### Required task
Output the records. Match them exactly.
##############################
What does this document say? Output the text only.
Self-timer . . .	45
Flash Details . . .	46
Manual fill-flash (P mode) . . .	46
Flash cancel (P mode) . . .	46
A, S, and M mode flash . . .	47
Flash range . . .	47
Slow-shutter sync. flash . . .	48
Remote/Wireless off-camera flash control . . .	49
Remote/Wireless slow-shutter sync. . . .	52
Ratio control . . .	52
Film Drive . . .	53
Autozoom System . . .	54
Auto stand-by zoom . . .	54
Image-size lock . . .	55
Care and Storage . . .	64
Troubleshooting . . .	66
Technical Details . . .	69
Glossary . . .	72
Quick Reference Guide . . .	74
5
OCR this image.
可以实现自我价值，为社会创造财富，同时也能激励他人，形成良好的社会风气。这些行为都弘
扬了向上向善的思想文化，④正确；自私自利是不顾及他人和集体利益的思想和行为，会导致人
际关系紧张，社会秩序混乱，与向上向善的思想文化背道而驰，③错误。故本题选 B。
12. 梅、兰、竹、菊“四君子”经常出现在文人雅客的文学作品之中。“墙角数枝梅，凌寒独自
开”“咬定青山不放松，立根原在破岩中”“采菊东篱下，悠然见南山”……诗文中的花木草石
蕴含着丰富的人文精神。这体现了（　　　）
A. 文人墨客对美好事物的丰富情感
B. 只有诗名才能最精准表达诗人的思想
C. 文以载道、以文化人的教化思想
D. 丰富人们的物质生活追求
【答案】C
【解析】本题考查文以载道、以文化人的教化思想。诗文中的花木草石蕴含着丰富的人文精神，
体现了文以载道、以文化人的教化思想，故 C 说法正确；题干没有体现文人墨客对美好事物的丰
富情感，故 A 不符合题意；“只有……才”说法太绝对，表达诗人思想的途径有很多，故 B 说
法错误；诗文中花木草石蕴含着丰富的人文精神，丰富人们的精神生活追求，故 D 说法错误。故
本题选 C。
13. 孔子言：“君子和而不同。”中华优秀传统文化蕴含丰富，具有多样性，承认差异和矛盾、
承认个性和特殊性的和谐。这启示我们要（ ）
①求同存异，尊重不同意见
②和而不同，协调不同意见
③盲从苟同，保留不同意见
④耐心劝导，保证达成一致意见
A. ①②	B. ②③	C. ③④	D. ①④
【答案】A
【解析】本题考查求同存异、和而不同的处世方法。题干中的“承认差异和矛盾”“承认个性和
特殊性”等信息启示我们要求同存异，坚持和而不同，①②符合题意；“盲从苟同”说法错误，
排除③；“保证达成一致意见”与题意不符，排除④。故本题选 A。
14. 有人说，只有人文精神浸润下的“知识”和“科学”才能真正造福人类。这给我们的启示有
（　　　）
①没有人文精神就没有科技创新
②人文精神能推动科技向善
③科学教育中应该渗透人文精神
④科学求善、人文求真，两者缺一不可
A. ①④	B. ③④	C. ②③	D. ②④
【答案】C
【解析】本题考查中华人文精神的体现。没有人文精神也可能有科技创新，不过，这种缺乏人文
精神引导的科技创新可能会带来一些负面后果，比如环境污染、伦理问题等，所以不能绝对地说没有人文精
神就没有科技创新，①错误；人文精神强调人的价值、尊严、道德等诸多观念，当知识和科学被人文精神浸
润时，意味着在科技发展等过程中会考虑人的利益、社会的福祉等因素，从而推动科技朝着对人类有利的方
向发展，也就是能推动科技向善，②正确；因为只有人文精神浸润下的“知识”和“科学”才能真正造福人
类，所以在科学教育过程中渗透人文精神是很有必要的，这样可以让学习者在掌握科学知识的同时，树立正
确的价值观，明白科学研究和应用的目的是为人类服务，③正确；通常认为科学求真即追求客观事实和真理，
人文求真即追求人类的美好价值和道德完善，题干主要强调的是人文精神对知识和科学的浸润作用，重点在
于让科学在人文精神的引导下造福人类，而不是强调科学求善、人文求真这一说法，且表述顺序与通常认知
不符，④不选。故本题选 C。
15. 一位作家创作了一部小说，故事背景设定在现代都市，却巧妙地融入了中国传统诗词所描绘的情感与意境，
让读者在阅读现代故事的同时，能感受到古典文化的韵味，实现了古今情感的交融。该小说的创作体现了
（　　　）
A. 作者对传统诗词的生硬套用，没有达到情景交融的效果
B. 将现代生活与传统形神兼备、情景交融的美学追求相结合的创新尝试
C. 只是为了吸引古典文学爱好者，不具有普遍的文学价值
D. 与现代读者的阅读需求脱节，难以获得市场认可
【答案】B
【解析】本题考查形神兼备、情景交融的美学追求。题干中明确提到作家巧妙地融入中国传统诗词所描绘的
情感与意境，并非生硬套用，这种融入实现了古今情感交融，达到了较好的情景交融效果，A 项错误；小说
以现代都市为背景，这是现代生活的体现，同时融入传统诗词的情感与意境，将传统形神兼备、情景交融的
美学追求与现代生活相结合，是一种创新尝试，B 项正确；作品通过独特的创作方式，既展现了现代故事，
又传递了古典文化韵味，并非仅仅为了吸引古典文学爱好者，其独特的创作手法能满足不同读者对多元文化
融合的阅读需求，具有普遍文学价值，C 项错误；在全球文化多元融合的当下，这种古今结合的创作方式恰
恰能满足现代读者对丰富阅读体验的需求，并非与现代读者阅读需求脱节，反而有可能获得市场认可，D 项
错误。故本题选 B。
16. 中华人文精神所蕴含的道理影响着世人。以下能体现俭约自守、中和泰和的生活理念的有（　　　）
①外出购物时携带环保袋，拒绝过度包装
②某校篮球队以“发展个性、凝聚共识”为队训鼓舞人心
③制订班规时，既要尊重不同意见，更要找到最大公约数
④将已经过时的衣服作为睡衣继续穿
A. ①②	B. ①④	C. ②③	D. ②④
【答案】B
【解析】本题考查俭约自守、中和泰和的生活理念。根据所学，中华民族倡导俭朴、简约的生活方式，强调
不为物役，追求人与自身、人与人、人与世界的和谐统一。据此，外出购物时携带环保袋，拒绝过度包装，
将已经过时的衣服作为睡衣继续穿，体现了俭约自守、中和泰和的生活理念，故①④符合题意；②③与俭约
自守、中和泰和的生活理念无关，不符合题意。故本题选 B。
##############################
### Right answer
What does this document say? Output the text only.
Self-timer . . .	45
Flash Details . . .	46
Manual fill-flash (P mode) . . .	46
Flash cancel (P mode) . . .	46
A, S, and M mode flash . . .	47
Flash range . . .	47
Slow-shutter sync. flash . . .	48
Remote/Wireless off-camera flash control . . .	49
Remote/Wireless slow-shutter sync. . . .	52
Ratio control . . .	52
Film Drive . . .	53
Autozoom System . . .	54
Auto stand-by zoom . . .	54
Image-size lock . . .	55
Care and Storage . . .	64
Troubleshooting . . .	66
Technical Details . . .	69
Glossary . . .	72
Quick Reference Guide . . .	74
5
OCR this image.
可以实现自我价值，为社会创造财富，同时也能激励他人，形成良好的社会风气。这些行为都弘
扬了向上向善的思想文化，④正确；自私自利是不顾及他人和集体利益的思想和行为，会导致人
际关系紧张，社会秩序混乱，与向上向善的思想文化背道而驰，③错误。故本题选 B。
12. 梅、兰、竹、菊“四君子”经常出现在文人雅客的文学作品之中。“墙角数枝梅，凌寒独自
开”“咬定青山不放松，立根原在破岩中”“采菊东篱下，悠然见南山”……诗文中的花木草石
蕴含着丰富的人文精神。这体现了（　　　）
A. 文人墨客对美好事物的丰富情感
B. 只有诗名才能最精准表达诗人的思想
C. 文以载道、以文化人的教化思想
D. 丰富人们的物质生活追求
【答案】C
【解析】本题考查文以载道、以文化人的教化思想。诗文中的花木草石蕴含着丰富的人文精神，
体现了文以载道、以文化人的教化思想，故 C 说法正确；题干没有体现文人墨客对美好事物的丰
富情感，故 A 不符合题意；“只有……才”说法太绝对，表达诗人思想的途径有很多，故 B 说
法错误；诗文中花木草石蕴含着丰富的人文精神，丰富人们的精神生活追求，故 D 说法错误。故
本题选 C。
13. 孔子言：“君子和而不同。”中华优秀传统文化蕴含丰富，具有多样性，承认差异和矛盾、
承认个性和特殊性的和谐。这启示我们要（ ）
①求同存异，尊重不同意见
②和而不同，协调不同意见
③盲从苟同，保留不同意见
④耐心劝导，保证达成一致意见
A. ①②	B. ②③	C. ③④	D. ①④
【答案】A
【解析】本题考查求同存异、和而不同的处世方法。题干中的“承认差异和矛盾”“承认个性和
特殊性”等信息启示我们要求同存异，坚持和而不同，①②符合题意；“盲从苟同”说法错误，
排除③；“保证达成一致意见”与题意不符，排除④。故本题选 A。
14. 有人说，只有人文精神浸润下的“知识”和“科学”才能真正造福人类。这给我们的启示有
（　　　）
①没有人文精神就没有科技创新
②人文精神能推动科技向善
③科学教育中应该渗透人文精神
④科学求善、人文求真，两者缺一不可
A. ①④	B. ③④	C. ②③	D. ②④
【答案】C
【解析】本题考查中华人文精神的体现。没有人文精神也可能有科技创新，不过，这种缺乏人文
精神引导的科技创新可能会带来一些负面后果，比如环境污染、伦理问题等，所以不能绝对地说没有人文精
神就没有科技创新，①错误；人文精神强调人的价值、尊严、道德等诸多观念，当知识和科学被人文精神浸
润时，意味着在科技发展等过程中会考虑人的利益、社会的福祉等因素，从而推动科技朝着对人类有利的方
向发展，也就是能推动科技向善，②正确；因为只有人文精神浸润下的“知识”和“科学”才能真正造福人
类，所以在科学教育过程中渗透人文精神是很有必要的，这样可以让学习者在掌握科学知识的同时，树立正
确的价值观，明白科学研究和应用的目的是为人类服务，③正确；通常认为科学求真即追求客观事实和真理，
人文求真即追求人类的美好价值和道德完善，题干主要强调的是人文精神对知识和科学的浸润作用，重点在
于让科学在人文精神的引导下造福人类，而不是强调科学求善、人文求真这一说法，且表述顺序与通常认知
不符，④不选。故本题选 C。
15. 一位作家创作了一部小说，故事背景设定在现代都市，却巧妙地融入了中国传统诗词所描绘的情感与意境，
让读者在阅读现代故事的同时，能感受到古典文化的韵味，实现了古今情感的交融。该小说的创作体现了
（　　　）
A. 作者对传统诗词的生硬套用，没有达到情景交融的效果
B. 将现代生活与传统形神兼备、情景交融的美学追求相结合的创新尝试
C. 只是为了吸引古典文学爱好者，不具有普遍的文学价值
D. 与现代读者的阅读需求脱节，难以获得市场认可
【答案】B
【解析】本题考查形神兼备、情景交融的美学追求。题干中明确提到作家巧妙地融入中国传统诗词所描绘的
情感与意境，并非生硬套用，这种融入实现了古今情感交融，达到了较好的情景交融效果，A 项错误；小说
以现代都市为背景，这是现代生活的体现，同时融入传统诗词的情感与意境，将传统形神兼备、情景交融的
美学追求与现代生活相结合，是一种创新尝试，B 项正确；作品通过独特的创作方式，既展现了现代故事，
又传递了古典文化韵味，并非仅仅为了吸引古典文学爱好者，其独特的创作手法能满足不同读者对多元文化
融合的阅读需求，具有普遍文学价值，C 项错误；在全球文化多元融合的当下，这种古今结合的创作方式恰
恰能满足现代读者对丰富阅读体验的需求，并非与现代读者阅读需求脱节，反而有可能获得市场认可，D 项
错误。故本题选 B。
16. 中华人文精神所蕴含的道理影响着世人。以下能体现俭约自守、中和泰和的生活理念的有（　　　）
①外出购物时携带环保袋，拒绝过度包装
②某校篮球队以“发展个性、凝聚共识”为队训鼓舞人心
③制订班规时，既要尊重不同意见，更要找到最大公约数
④将已经过时的衣服作为睡衣继续穿
A. ①②	B. ①④	C. ②③	D. ②④
【答案】B
【解析】本题考查俭约自守、中和泰和的生活理念。根据所学，中华民族倡导俭朴、简约的生活方式，强调
不为物役，追求人与自身、人与人、人与世界的和谐统一。据此，外出购物时携带环保袋，拒绝过度包装，
将已经过时的衣服作为睡衣继续穿，体现了俭约自守、中和泰和的生活理念，故①④符合题意；②③与俭约
自守、中和泰和的生活理念无关，不符合题意。故本题选 B。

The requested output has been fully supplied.